Stored data
*-*-*
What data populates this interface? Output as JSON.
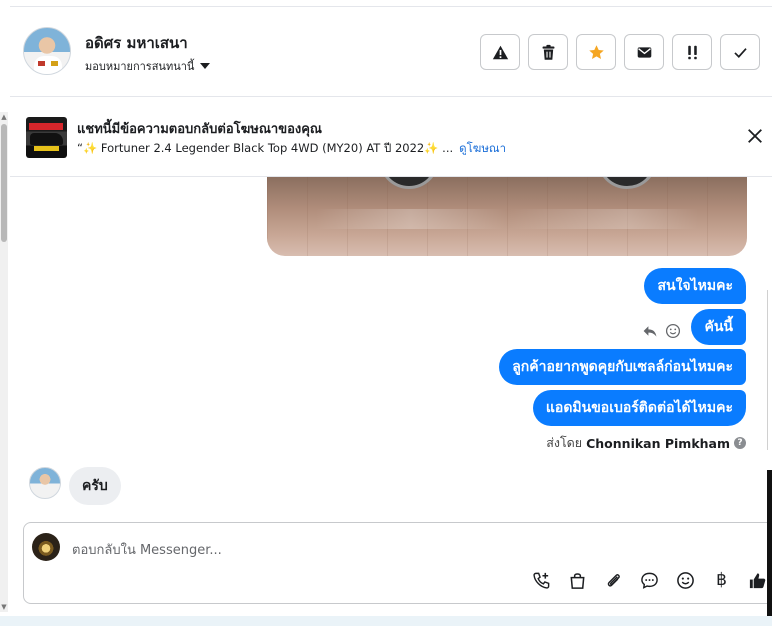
{
  "header": {
    "contact_name": "อดิศร มหาเสนา",
    "assign_label": "มอบหมายการสนทนานี้",
    "actions": [
      {
        "name": "report-spam-button",
        "icon": "warning-icon"
      },
      {
        "name": "delete-button",
        "icon": "trash-icon"
      },
      {
        "name": "star-button",
        "icon": "star-icon"
      },
      {
        "name": "mark-unread-button",
        "icon": "envelope-icon"
      },
      {
        "name": "follow-up-button",
        "icon": "double-exclamation-icon"
      },
      {
        "name": "mark-done-button",
        "icon": "check-icon"
      }
    ],
    "star_color": "#f5a623"
  },
  "ad_banner": {
    "title": "แชทนี้มีข้อความตอบกลับต่อโฆษณาของคุณ",
    "ad_text": "“✨ Fortuner 2.4 Legender Black Top 4WD (MY20) AT ปี 2022✨ ...",
    "view_ad_label": "ดูโฆษณา"
  },
  "messages": {
    "outgoing": [
      "สนใจไหมคะ",
      "คันนี้",
      "ลูกค้าอยากพูดคุยกับเซลล์ก่อนไหมคะ",
      "แอดมินขอเบอร์ติดต่อได้ไหมคะ"
    ],
    "sent_by_prefix": "ส่งโดย",
    "sent_by_name": "Chonnikan Pimkham",
    "help_glyph": "?",
    "incoming": [
      "ครับ"
    ]
  },
  "composer": {
    "placeholder": "ตอบกลับใน Messenger...",
    "currency_glyph": "฿"
  },
  "colors": {
    "outgoing_bubble": "#0a7cff",
    "incoming_bubble": "#eceef1",
    "link": "#1a6ed8"
  }
}
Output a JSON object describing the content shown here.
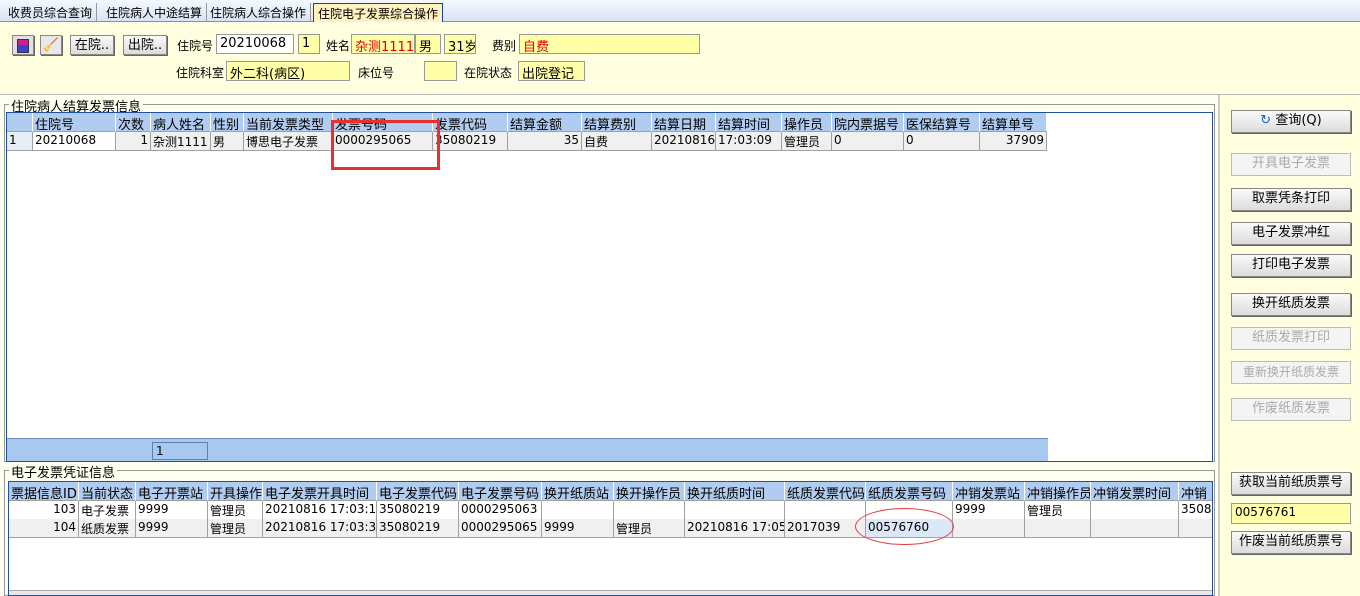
*-*-*
- Aim of the exercise:
Return all lines of the material above in which the word "JSON" occurs.

- Reply:
What data populates this interface? Output as JSON.
Output a JSON object describing the content shown here.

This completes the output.